Records to process =
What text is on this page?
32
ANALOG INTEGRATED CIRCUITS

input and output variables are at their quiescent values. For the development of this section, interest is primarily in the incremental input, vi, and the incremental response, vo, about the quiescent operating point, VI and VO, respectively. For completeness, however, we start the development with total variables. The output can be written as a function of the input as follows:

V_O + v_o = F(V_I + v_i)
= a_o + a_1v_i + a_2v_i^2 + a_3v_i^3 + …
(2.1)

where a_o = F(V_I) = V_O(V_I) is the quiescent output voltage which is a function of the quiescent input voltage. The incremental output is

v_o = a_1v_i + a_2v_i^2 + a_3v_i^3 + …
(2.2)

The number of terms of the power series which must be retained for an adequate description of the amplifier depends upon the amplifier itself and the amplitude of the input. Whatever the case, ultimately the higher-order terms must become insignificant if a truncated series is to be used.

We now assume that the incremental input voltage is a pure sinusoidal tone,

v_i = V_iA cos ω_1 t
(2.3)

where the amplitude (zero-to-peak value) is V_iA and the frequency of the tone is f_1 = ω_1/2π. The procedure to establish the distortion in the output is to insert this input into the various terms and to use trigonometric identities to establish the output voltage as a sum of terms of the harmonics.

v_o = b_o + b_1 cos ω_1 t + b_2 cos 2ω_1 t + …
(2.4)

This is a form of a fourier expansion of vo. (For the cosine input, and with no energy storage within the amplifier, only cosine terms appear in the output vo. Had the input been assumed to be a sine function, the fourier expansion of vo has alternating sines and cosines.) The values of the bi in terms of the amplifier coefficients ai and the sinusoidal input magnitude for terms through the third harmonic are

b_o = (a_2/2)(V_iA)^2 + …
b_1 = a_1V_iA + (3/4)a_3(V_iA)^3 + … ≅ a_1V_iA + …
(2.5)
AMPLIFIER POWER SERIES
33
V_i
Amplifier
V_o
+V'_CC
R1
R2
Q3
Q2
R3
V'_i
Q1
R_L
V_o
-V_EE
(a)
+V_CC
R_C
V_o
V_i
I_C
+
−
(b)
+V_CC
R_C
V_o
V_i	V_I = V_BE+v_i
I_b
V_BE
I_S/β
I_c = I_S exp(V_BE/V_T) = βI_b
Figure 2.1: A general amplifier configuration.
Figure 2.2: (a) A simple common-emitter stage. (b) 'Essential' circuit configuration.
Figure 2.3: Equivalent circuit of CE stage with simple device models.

Objective = Would you reproduce the material above in full, exactly as given?

Solution =
What text is on this page?
32
ANALOG INTEGRATED CIRCUITS

input and output variables are at their quiescent values. For the development of this section, interest is primarily in the incremental input, vi, and the incremental response, vo, about the quiescent operating point, VI and VO, respectively. For completeness, however, we start the development with total variables. The output can be written as a function of the input as follows:

V_O + v_o = F(V_I + v_i)
= a_o + a_1v_i + a_2v_i^2 + a_3v_i^3 + …
(2.1)

where a_o = F(V_I) = V_O(V_I) is the quiescent output voltage which is a function of the quiescent input voltage. The incremental output is

v_o = a_1v_i + a_2v_i^2 + a_3v_i^3 + …
(2.2)

The number of terms of the power series which must be retained for an adequate description of the amplifier depends upon the amplifier itself and the amplitude of the input. Whatever the case, ultimately the higher-order terms must become insignificant if a truncated series is to be used.

We now assume that the incremental input voltage is a pure sinusoidal tone,

v_i = V_iA cos ω_1 t
(2.3)

where the amplitude (zero-to-peak value) is V_iA and the frequency of the tone is f_1 = ω_1/2π. The procedure to establish the distortion in the output is to insert this input into the various terms and to use trigonometric identities to establish the output voltage as a sum of terms of the harmonics.

v_o = b_o + b_1 cos ω_1 t + b_2 cos 2ω_1 t + …
(2.4)

This is a form of a fourier expansion of vo. (For the cosine input, and with no energy storage within the amplifier, only cosine terms appear in the output vo. Had the input been assumed to be a sine function, the fourier expansion of vo has alternating sines and cosines.) The values of the bi in terms of the amplifier coefficients ai and the sinusoidal input magnitude for terms through the third harmonic are

b_o = (a_2/2)(V_iA)^2 + …
b_1 = a_1V_iA + (3/4)a_3(V_iA)^3 + … ≅ a_1V_iA + …
(2.5)
AMPLIFIER POWER SERIES
33
V_i
Amplifier
V_o
+V'_CC
R1
R2
Q3
Q2
R3
V'_i
Q1
R_L
V_o
-V_EE
(a)
+V_CC
R_C
V_o
V_i
I_C
+
−
(b)
+V_CC
R_C
V_o
V_i	V_I = V_BE+v_i
I_b
V_BE
I_S/β
I_c = I_S exp(V_BE/V_T) = βI_b
Figure 2.1: A general amplifier configuration.
Figure 2.2: (a) A simple common-emitter stage. (b) 'Essential' circuit configuration.
Figure 2.3: Equivalent circuit of CE stage with simple device models.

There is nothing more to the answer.